Scan the data beneath this task and copy each line that includes "personnelle".

##### DATA SECTION

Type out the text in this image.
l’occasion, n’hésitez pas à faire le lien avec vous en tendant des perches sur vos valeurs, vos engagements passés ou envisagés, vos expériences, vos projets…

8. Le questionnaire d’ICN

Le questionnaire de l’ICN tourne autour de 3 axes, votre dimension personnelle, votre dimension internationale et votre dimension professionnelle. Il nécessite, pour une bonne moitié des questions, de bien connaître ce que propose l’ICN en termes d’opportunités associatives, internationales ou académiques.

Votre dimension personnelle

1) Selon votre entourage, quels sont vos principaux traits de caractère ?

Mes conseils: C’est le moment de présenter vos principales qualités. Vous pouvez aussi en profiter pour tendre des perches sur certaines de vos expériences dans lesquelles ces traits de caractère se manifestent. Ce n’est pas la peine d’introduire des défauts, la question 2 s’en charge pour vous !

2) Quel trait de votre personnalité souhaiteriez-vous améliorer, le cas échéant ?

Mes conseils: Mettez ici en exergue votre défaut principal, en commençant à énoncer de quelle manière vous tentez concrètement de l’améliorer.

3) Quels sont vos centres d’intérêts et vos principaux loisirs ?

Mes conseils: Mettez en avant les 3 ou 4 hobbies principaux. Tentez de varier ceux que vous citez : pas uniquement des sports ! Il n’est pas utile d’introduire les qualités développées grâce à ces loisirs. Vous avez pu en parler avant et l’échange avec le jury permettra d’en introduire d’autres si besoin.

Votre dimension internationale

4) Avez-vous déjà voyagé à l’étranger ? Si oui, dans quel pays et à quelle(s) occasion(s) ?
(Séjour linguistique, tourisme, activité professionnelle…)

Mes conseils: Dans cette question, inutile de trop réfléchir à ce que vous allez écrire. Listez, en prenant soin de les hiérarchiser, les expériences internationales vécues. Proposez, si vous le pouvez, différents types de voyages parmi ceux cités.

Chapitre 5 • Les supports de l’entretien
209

##########

### EXERCISE ANSWER
Le questionnaire de l’ICN tourne autour de 3 axes, votre dimension personnelle, votre dimension internationale et votre dimension professionnelle. Il nécessite, pour une bonne moitié des questions, de bien connaître ce que propose l’ICN en termes d’opportunités associatives, internationales ou académiques.
Votre dimension personnelle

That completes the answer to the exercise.